[A block of data]
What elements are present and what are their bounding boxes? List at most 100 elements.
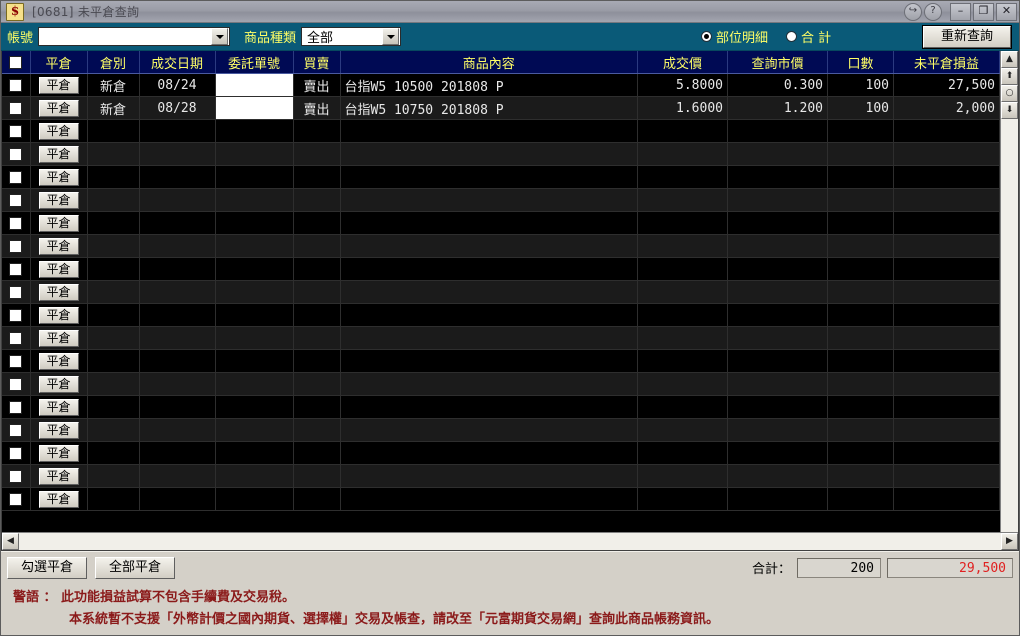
header-pl[interactable]: 未平倉損益	[893, 51, 1000, 74]
checkbox-icon[interactable]	[9, 400, 23, 414]
row-close-cell[interactable]: 平倉	[30, 441, 88, 465]
table-row[interactable]: 平倉	[2, 487, 1000, 511]
close-all-button[interactable]: 全部平倉	[95, 556, 175, 579]
row-close-cell[interactable]: 平倉	[30, 211, 88, 235]
checkbox-icon[interactable]	[9, 469, 23, 483]
row-order-no[interactable]	[215, 487, 294, 511]
row-close-button[interactable]: 平倉	[38, 237, 79, 255]
restore-button[interactable]: ❐	[973, 2, 994, 21]
checkbox-icon[interactable]	[9, 354, 23, 368]
chevron-down-icon[interactable]	[211, 28, 229, 45]
radio-on-icon[interactable]	[701, 31, 713, 42]
row-checkbox-cell[interactable]	[2, 441, 31, 465]
checkbox-icon[interactable]	[9, 446, 23, 460]
table-row[interactable]: 平倉	[2, 257, 1000, 281]
table-row[interactable]: 平倉	[2, 280, 1000, 304]
row-order-no[interactable]	[215, 96, 294, 120]
header-side[interactable]: 買賣	[293, 51, 341, 74]
horizontal-scrollbar[interactable]: ◀ ▶	[2, 532, 1018, 550]
row-close-cell[interactable]: 平倉	[30, 487, 88, 511]
row-order-no[interactable]	[215, 418, 294, 442]
row-close-button[interactable]: 平倉	[38, 329, 79, 347]
row-checkbox-cell[interactable]	[2, 142, 31, 166]
scroll-up-icon[interactable]: ▲	[1001, 51, 1018, 68]
row-checkbox-cell[interactable]	[2, 418, 31, 442]
checkbox-icon[interactable]	[9, 239, 23, 253]
header-select-all[interactable]	[2, 51, 31, 74]
exit-icon[interactable]: ↪	[904, 2, 922, 21]
table-row[interactable]: 平倉	[2, 349, 1000, 373]
row-checkbox-cell[interactable]	[2, 257, 31, 281]
row-close-cell[interactable]: 平倉	[30, 234, 88, 258]
row-order-no[interactable]	[215, 395, 294, 419]
help-icon[interactable]: ?	[924, 2, 942, 21]
table-row[interactable]: 平倉	[2, 303, 1000, 327]
header-trade-date[interactable]: 成交日期	[139, 51, 216, 74]
table-row[interactable]: 平倉 新倉 08/28 賣出 台指W5 10750 201808 P 1.6000 1.20…	[2, 96, 1000, 120]
row-close-cell[interactable]: 平倉	[30, 395, 88, 419]
table-row[interactable]: 平倉	[2, 441, 1000, 465]
close-selected-button[interactable]: 勾選平倉	[7, 556, 87, 579]
checkbox-icon[interactable]	[9, 147, 23, 161]
row-checkbox-cell[interactable]	[2, 165, 31, 189]
row-order-no[interactable]	[215, 464, 294, 488]
table-row[interactable]: 平倉	[2, 395, 1000, 419]
row-close-button[interactable]: 平倉	[38, 168, 79, 186]
row-checkbox-cell[interactable]	[2, 303, 31, 327]
row-close-button[interactable]: 平倉	[38, 444, 79, 462]
radio-position-detail[interactable]: 部位明細	[701, 27, 768, 46]
header-trade-price[interactable]: 成交價	[637, 51, 728, 74]
row-order-no[interactable]	[215, 211, 294, 235]
header-order-no[interactable]: 委託單號	[215, 51, 294, 74]
row-checkbox-cell[interactable]	[2, 349, 31, 373]
scroll-page-up-icon[interactable]: ⬆	[1001, 68, 1018, 85]
row-close-cell[interactable]: 平倉	[30, 280, 88, 304]
checkbox-icon[interactable]	[9, 262, 23, 276]
close-button[interactable]: ✕	[996, 2, 1017, 21]
chevron-down-icon[interactable]	[382, 28, 400, 45]
table-row[interactable]: 平倉	[2, 326, 1000, 350]
row-close-cell[interactable]: 平倉	[30, 372, 88, 396]
header-warehouse[interactable]: 倉別	[87, 51, 140, 74]
row-close-cell[interactable]: 平倉	[30, 119, 88, 143]
row-checkbox-cell[interactable]	[2, 234, 31, 258]
table-row[interactable]: 平倉	[2, 211, 1000, 235]
row-close-button[interactable]: 平倉	[38, 490, 79, 508]
row-close-cell[interactable]: 平倉	[30, 464, 88, 488]
row-order-no[interactable]	[215, 441, 294, 465]
scroll-left-icon[interactable]: ◀	[2, 533, 19, 550]
checkbox-icon[interactable]	[9, 423, 23, 437]
table-row[interactable]: 平倉	[2, 165, 1000, 189]
row-checkbox-cell[interactable]	[2, 96, 31, 120]
row-checkbox-cell[interactable]	[2, 487, 31, 511]
row-checkbox-cell[interactable]	[2, 211, 31, 235]
row-close-cell[interactable]: 平倉	[30, 96, 88, 120]
row-close-button[interactable]: 平倉	[38, 283, 79, 301]
checkbox-icon[interactable]	[9, 377, 23, 391]
header-close[interactable]: 平倉	[30, 51, 88, 74]
radio-off-icon[interactable]	[786, 31, 798, 42]
row-close-button[interactable]: 平倉	[38, 191, 79, 209]
row-close-button[interactable]: 平倉	[38, 398, 79, 416]
checkbox-icon[interactable]	[9, 308, 23, 322]
row-order-no[interactable]	[215, 326, 294, 350]
table-row[interactable]: 平倉	[2, 234, 1000, 258]
row-order-no[interactable]	[215, 280, 294, 304]
checkbox-icon[interactable]	[9, 492, 23, 506]
row-order-no[interactable]	[215, 119, 294, 143]
row-close-cell[interactable]: 平倉	[30, 303, 88, 327]
table-row[interactable]: 平倉	[2, 119, 1000, 143]
row-checkbox-cell[interactable]	[2, 188, 31, 212]
row-checkbox-cell[interactable]	[2, 326, 31, 350]
row-close-button[interactable]: 平倉	[38, 214, 79, 232]
row-close-button[interactable]: 平倉	[38, 76, 79, 94]
vertical-scrollbar[interactable]: ▲ ⬆ ○ ⬇	[1000, 51, 1018, 532]
checkbox-icon[interactable]	[9, 193, 23, 207]
row-order-no[interactable]	[215, 234, 294, 258]
header-market-price[interactable]: 查詢市價	[727, 51, 828, 74]
row-close-cell[interactable]: 平倉	[30, 418, 88, 442]
row-order-no[interactable]	[215, 303, 294, 327]
row-order-no[interactable]	[215, 257, 294, 281]
scroll-page-down-icon[interactable]: ⬇	[1001, 102, 1018, 119]
requery-button[interactable]: 重新查詢	[922, 24, 1012, 49]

> **Task description**:
Print every line of the material above without any changes, but omit the pictures.

> **Task response**:
What elements are present and what are their bounding boxes? List at most 100 elements.
header-pl[interactable]: 未平倉損益	[893, 51, 1000, 74]
checkbox-icon[interactable]	[9, 400, 23, 414]
row-close-cell[interactable]: 平倉	[30, 441, 88, 465]
table-row[interactable]: 平倉	[2, 487, 1000, 511]
close-all-button[interactable]: 全部平倉	[95, 556, 175, 579]
row-close-cell[interactable]: 平倉	[30, 211, 88, 235]
checkbox-icon[interactable]	[9, 469, 23, 483]
row-order-no[interactable]	[215, 487, 294, 511]
row-close-button[interactable]: 平倉	[38, 237, 79, 255]
restore-button[interactable]: ❐	[973, 2, 994, 21]
checkbox-icon[interactable]	[9, 354, 23, 368]
chevron-down-icon[interactable]	[211, 28, 229, 45]
radio-on-icon[interactable]	[701, 31, 713, 42]
row-checkbox-cell[interactable]	[2, 441, 31, 465]
checkbox-icon[interactable]	[9, 446, 23, 460]
table-row[interactable]: 平倉	[2, 257, 1000, 281]
table-row[interactable]: 平倉	[2, 280, 1000, 304]
row-order-no[interactable]	[215, 96, 294, 120]
header-side[interactable]: 買賣	[293, 51, 341, 74]
horizontal-scrollbar[interactable]: ◀ ▶	[2, 532, 1018, 550]
row-close-cell[interactable]: 平倉	[30, 487, 88, 511]
row-order-no[interactable]	[215, 418, 294, 442]
row-close-button[interactable]: 平倉	[38, 329, 79, 347]
row-checkbox-cell[interactable]	[2, 142, 31, 166]
scroll-up-icon[interactable]: ▲	[1001, 51, 1018, 68]
row-checkbox-cell[interactable]	[2, 418, 31, 442]
checkbox-icon[interactable]	[9, 239, 23, 253]
header-select-all[interactable]	[2, 51, 31, 74]
exit-icon[interactable]: ↪	[904, 2, 922, 21]
table-row[interactable]: 平倉	[2, 349, 1000, 373]
row-checkbox-cell[interactable]	[2, 257, 31, 281]
row-close-cell[interactable]: 平倉	[30, 234, 88, 258]
row-order-no[interactable]	[215, 395, 294, 419]
help-icon[interactable]: ?	[924, 2, 942, 21]
table-row[interactable]: 平倉	[2, 303, 1000, 327]
header-trade-date[interactable]: 成交日期	[139, 51, 216, 74]
table-row[interactable]: 平倉 新倉 08/28 賣出 台指W5 10750 201808 P 1.6000 1.20…	[2, 96, 1000, 120]
row-close-cell[interactable]: 平倉	[30, 395, 88, 419]
table-row[interactable]: 平倉	[2, 441, 1000, 465]
close-selected-button[interactable]: 勾選平倉	[7, 556, 87, 579]
checkbox-icon[interactable]	[9, 147, 23, 161]
row-checkbox-cell[interactable]	[2, 165, 31, 189]
row-order-no[interactable]	[215, 464, 294, 488]
table-row[interactable]: 平倉	[2, 395, 1000, 419]
row-close-button[interactable]: 平倉	[38, 168, 79, 186]
row-checkbox-cell[interactable]	[2, 303, 31, 327]
row-close-button[interactable]: 平倉	[38, 444, 79, 462]
radio-position-detail[interactable]: 部位明細	[701, 27, 768, 46]
header-trade-price[interactable]: 成交價	[637, 51, 728, 74]
row-order-no[interactable]	[215, 211, 294, 235]
header-order-no[interactable]: 委託單號	[215, 51, 294, 74]
row-checkbox-cell[interactable]	[2, 349, 31, 373]
scroll-page-up-icon[interactable]: ⬆	[1001, 68, 1018, 85]
row-close-cell[interactable]: 平倉	[30, 280, 88, 304]
checkbox-icon[interactable]	[9, 262, 23, 276]
close-button[interactable]: ✕	[996, 2, 1017, 21]
chevron-down-icon[interactable]	[382, 28, 400, 45]
table-row[interactable]: 平倉	[2, 326, 1000, 350]
row-close-cell[interactable]: 平倉	[30, 372, 88, 396]
header-warehouse[interactable]: 倉別	[87, 51, 140, 74]
row-close-cell[interactable]: 平倉	[30, 119, 88, 143]
row-checkbox-cell[interactable]	[2, 234, 31, 258]
table-row[interactable]: 平倉	[2, 211, 1000, 235]
row-close-button[interactable]: 平倉	[38, 490, 79, 508]
row-close-cell[interactable]: 平倉	[30, 464, 88, 488]
row-order-no[interactable]	[215, 441, 294, 465]
scroll-left-icon[interactable]: ◀	[2, 533, 19, 550]
checkbox-icon[interactable]	[9, 423, 23, 437]
table-row[interactable]: 平倉	[2, 165, 1000, 189]
row-checkbox-cell[interactable]	[2, 96, 31, 120]
row-checkbox-cell[interactable]	[2, 487, 31, 511]
row-checkbox-cell[interactable]	[2, 211, 31, 235]
row-close-cell[interactable]: 平倉	[30, 96, 88, 120]
row-close-button[interactable]: 平倉	[38, 283, 79, 301]
checkbox-icon[interactable]	[9, 377, 23, 391]
header-close[interactable]: 平倉	[30, 51, 88, 74]
radio-off-icon[interactable]	[786, 31, 798, 42]
row-close-button[interactable]: 平倉	[38, 191, 79, 209]
row-close-button[interactable]: 平倉	[38, 398, 79, 416]
checkbox-icon[interactable]	[9, 308, 23, 322]
row-order-no[interactable]	[215, 326, 294, 350]
table-row[interactable]: 平倉	[2, 234, 1000, 258]
row-order-no[interactable]	[215, 280, 294, 304]
checkbox-icon[interactable]	[9, 492, 23, 506]
row-order-no[interactable]	[215, 119, 294, 143]
row-close-cell[interactable]: 平倉	[30, 303, 88, 327]
table-row[interactable]: 平倉	[2, 119, 1000, 143]
row-checkbox-cell[interactable]	[2, 188, 31, 212]
row-checkbox-cell[interactable]	[2, 326, 31, 350]
row-close-button[interactable]: 平倉	[38, 214, 79, 232]
row-close-button[interactable]: 平倉	[38, 76, 79, 94]
vertical-scrollbar[interactable]: ▲ ⬆ ○ ⬇	[1000, 51, 1018, 532]
checkbox-icon[interactable]	[9, 193, 23, 207]
row-order-no[interactable]	[215, 234, 294, 258]
header-market-price[interactable]: 查詢市價	[727, 51, 828, 74]
row-close-cell[interactable]: 平倉	[30, 418, 88, 442]
row-order-no[interactable]	[215, 303, 294, 327]
row-order-no[interactable]	[215, 257, 294, 281]
scroll-page-down-icon[interactable]: ⬇	[1001, 102, 1018, 119]
requery-button[interactable]: 重新查詢	[922, 24, 1012, 49]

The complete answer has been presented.